Material:
————————

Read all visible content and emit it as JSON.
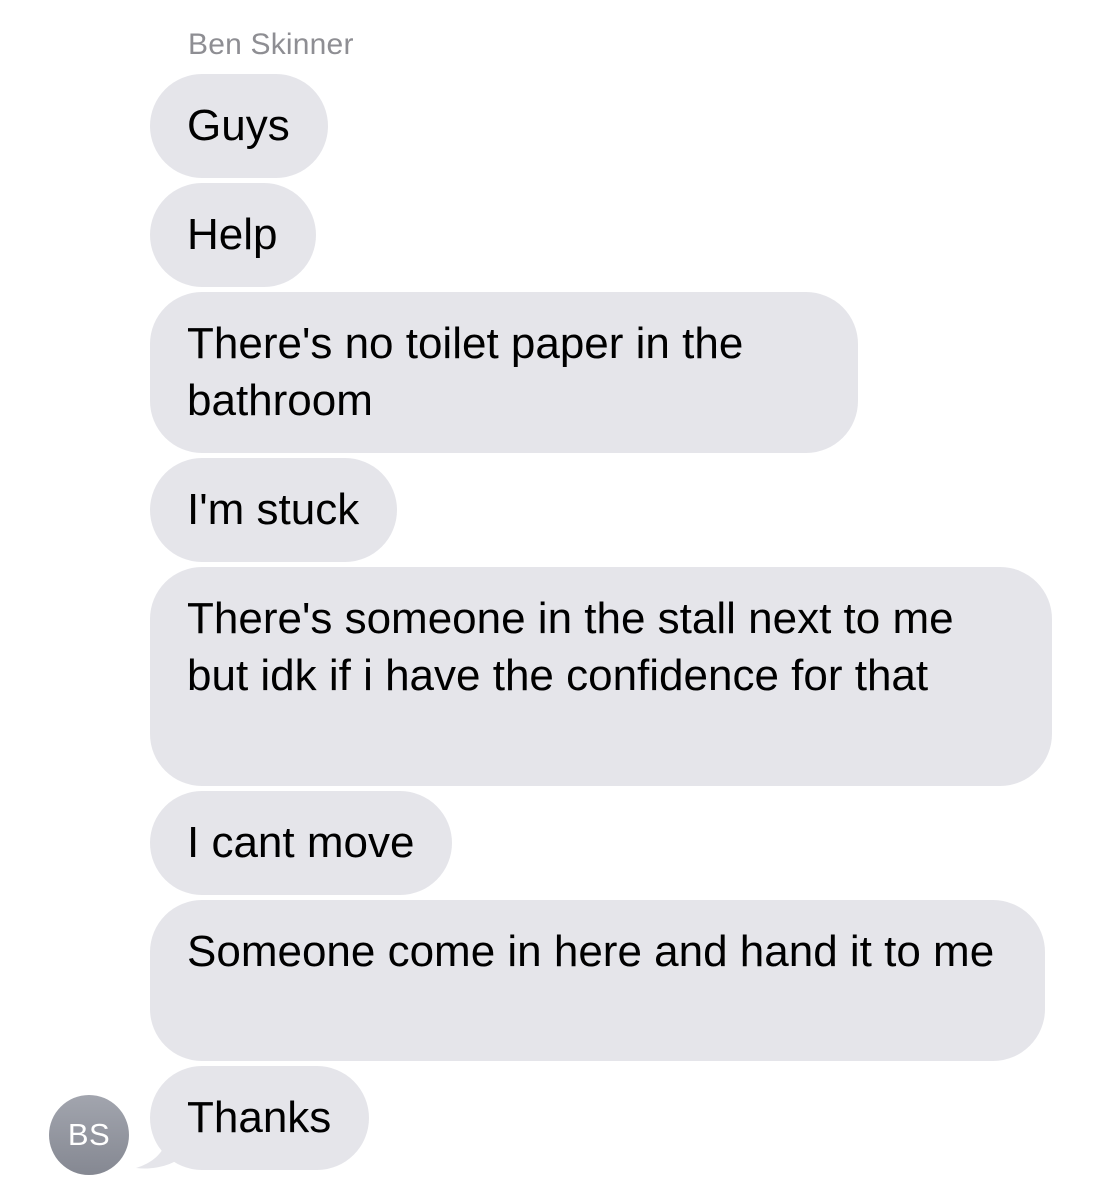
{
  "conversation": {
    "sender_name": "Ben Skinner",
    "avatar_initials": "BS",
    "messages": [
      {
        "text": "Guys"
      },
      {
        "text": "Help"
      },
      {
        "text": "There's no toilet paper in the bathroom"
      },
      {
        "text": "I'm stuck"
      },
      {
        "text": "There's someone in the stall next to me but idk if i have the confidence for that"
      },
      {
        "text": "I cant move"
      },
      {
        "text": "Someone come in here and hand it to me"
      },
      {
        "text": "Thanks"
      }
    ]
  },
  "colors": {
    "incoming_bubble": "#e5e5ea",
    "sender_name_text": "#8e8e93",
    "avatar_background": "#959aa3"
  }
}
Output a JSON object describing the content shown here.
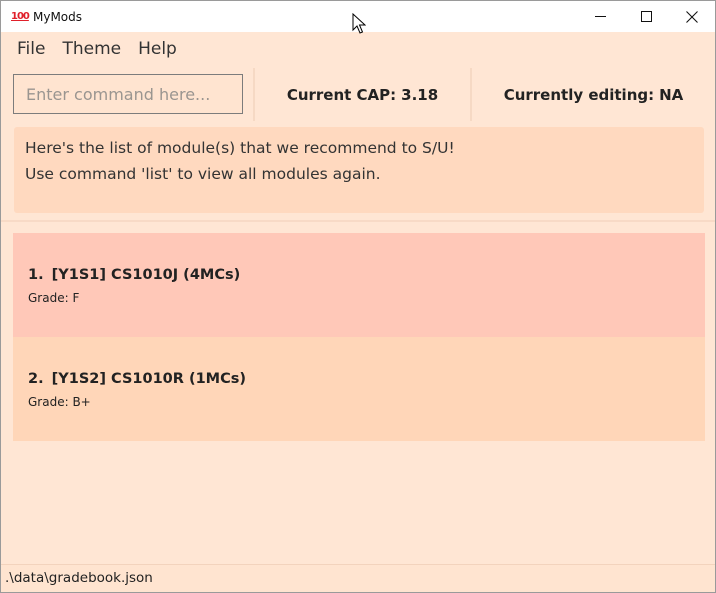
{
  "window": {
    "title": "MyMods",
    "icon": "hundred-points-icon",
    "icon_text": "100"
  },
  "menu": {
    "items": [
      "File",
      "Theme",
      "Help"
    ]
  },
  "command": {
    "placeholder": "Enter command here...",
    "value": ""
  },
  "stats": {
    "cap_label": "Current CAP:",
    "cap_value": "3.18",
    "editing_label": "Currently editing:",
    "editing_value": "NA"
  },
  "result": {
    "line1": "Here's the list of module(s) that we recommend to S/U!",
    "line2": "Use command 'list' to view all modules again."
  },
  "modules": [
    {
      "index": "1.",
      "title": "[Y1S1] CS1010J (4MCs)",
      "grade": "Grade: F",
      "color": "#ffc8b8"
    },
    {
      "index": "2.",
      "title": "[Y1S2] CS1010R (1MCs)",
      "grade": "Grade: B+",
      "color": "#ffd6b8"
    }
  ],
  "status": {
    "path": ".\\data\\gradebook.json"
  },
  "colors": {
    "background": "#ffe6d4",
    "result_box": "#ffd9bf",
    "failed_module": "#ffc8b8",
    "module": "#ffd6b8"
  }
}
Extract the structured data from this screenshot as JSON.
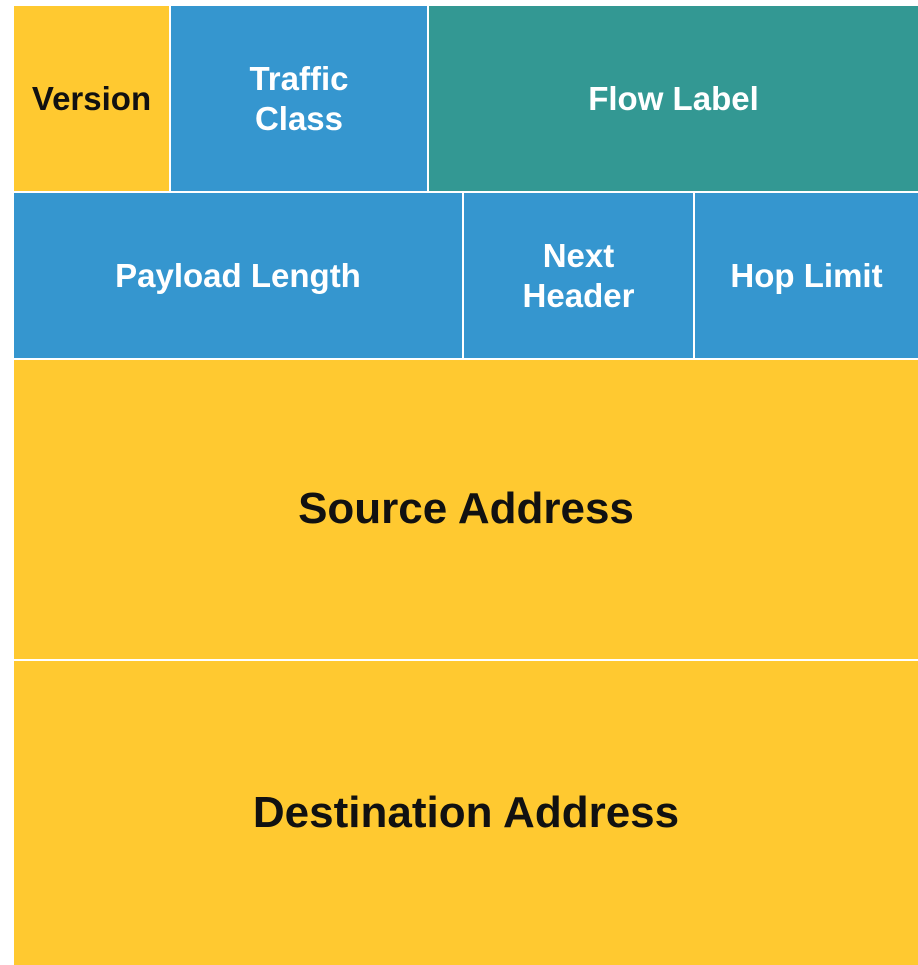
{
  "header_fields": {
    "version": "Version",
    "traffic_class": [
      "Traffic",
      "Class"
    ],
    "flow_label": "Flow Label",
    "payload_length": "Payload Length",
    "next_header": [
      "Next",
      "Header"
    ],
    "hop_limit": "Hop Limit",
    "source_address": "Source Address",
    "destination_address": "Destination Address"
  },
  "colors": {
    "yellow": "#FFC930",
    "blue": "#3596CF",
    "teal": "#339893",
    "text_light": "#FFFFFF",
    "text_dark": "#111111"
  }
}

————————

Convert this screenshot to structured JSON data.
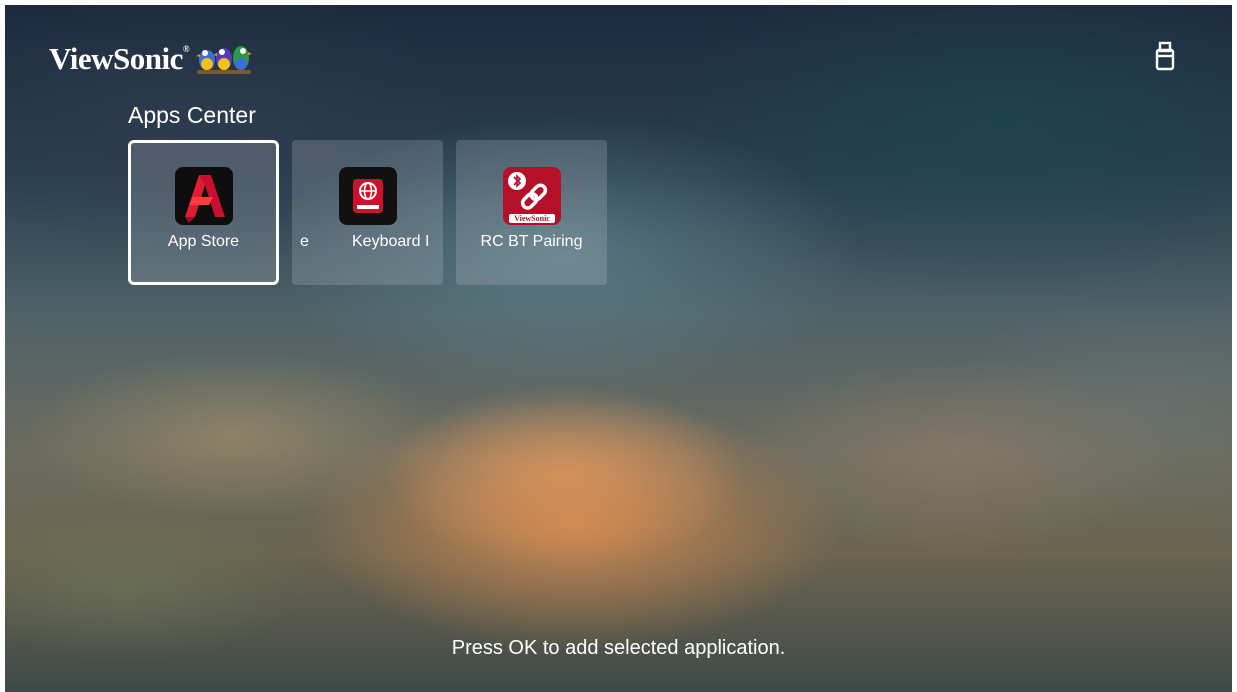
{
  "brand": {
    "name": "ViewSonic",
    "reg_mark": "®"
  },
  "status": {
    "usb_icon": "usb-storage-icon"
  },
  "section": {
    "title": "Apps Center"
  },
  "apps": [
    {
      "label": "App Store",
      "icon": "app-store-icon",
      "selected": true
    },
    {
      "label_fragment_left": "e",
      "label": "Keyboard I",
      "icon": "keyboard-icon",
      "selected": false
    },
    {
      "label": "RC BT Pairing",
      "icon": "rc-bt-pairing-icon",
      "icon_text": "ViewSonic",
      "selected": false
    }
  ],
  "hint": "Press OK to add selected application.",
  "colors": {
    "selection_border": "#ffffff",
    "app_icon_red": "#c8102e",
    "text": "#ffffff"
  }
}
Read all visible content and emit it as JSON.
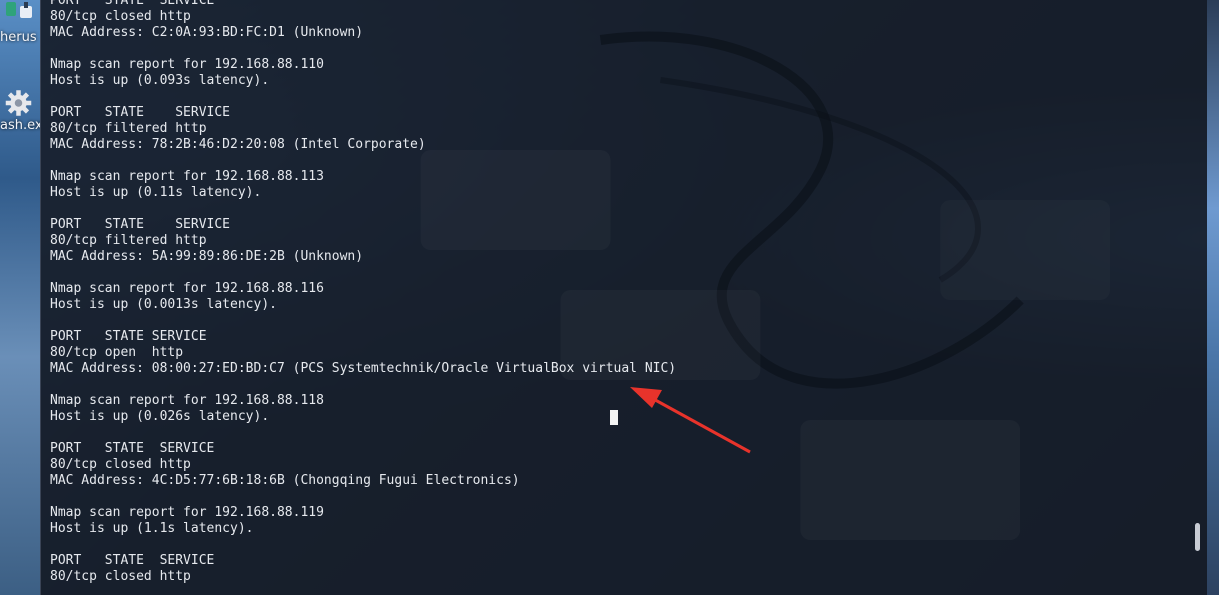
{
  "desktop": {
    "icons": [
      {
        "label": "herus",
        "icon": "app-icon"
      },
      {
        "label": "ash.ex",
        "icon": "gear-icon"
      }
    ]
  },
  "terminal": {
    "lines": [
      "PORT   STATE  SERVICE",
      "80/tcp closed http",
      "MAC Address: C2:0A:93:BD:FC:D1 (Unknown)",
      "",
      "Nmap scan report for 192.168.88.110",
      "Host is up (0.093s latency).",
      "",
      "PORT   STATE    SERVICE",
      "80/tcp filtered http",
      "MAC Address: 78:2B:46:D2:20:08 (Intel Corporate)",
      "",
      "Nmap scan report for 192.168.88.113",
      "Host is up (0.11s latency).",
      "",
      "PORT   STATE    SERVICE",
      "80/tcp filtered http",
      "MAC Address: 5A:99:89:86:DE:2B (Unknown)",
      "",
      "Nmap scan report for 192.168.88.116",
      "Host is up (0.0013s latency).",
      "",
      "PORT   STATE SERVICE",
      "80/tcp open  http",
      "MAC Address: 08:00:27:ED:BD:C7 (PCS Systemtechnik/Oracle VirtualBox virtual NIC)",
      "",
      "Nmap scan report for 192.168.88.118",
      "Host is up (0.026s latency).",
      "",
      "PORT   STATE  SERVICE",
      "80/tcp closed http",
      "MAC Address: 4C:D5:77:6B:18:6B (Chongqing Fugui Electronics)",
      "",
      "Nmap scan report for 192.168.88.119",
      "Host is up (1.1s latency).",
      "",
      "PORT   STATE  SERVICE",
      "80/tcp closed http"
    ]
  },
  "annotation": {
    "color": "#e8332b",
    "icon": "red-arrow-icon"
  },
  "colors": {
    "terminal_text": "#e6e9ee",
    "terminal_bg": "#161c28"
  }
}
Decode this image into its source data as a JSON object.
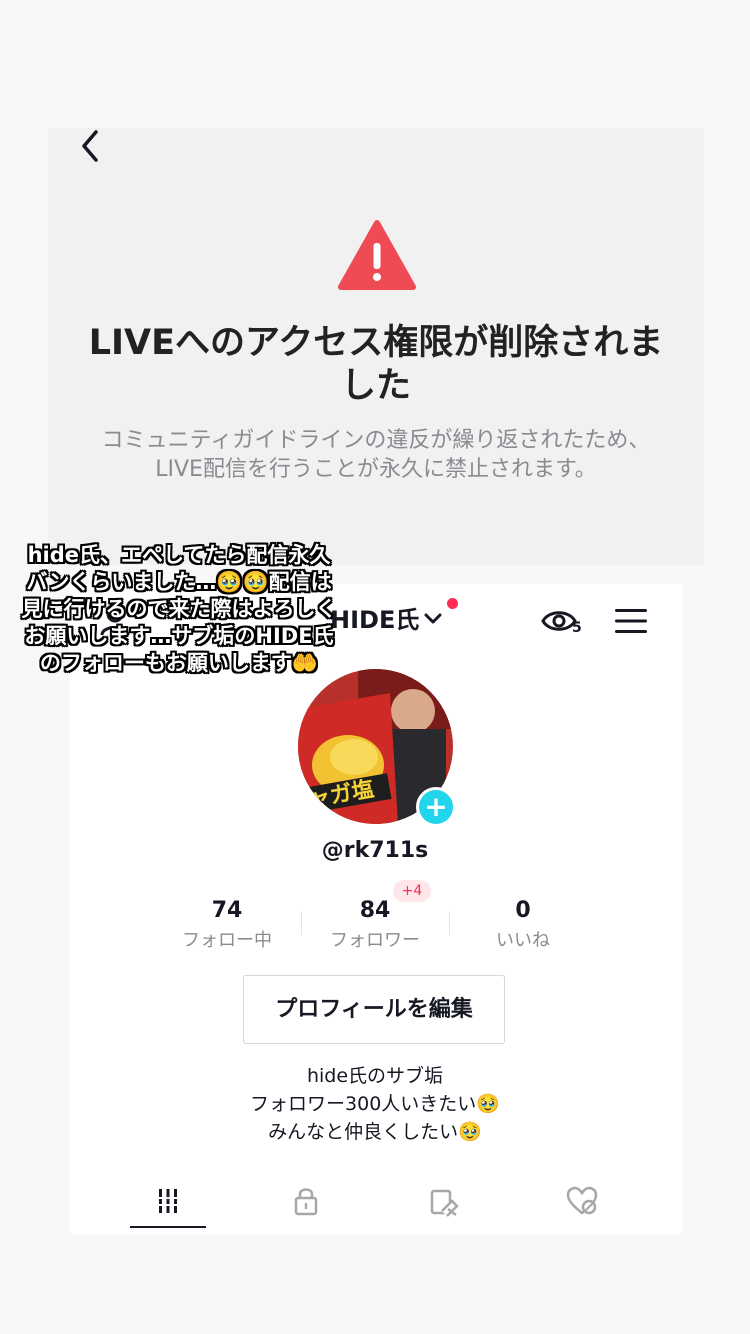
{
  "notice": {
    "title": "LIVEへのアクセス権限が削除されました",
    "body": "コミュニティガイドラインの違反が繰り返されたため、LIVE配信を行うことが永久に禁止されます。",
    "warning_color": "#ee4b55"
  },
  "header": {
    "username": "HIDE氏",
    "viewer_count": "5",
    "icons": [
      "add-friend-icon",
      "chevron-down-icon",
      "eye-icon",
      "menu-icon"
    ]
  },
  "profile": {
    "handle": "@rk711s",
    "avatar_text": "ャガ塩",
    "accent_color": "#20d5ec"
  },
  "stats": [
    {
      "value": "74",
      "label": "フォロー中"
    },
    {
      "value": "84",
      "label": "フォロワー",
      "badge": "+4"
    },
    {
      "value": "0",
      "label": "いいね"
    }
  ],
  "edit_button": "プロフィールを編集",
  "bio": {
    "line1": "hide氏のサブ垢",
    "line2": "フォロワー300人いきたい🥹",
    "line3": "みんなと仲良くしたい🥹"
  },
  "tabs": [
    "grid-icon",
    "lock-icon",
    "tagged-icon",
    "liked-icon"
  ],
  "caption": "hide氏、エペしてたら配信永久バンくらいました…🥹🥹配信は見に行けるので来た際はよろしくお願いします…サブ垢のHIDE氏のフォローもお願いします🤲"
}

————————

Requirements: Find every line in the records that contains the word "data"; copy those lines.

Exercise result:
    "path": ".\\data\\gradebook.json"
Extract the structured data from this screenshot as JSON.
Convert this screenshot to structured JSON data.
Decode this image into its source data as a JSON object.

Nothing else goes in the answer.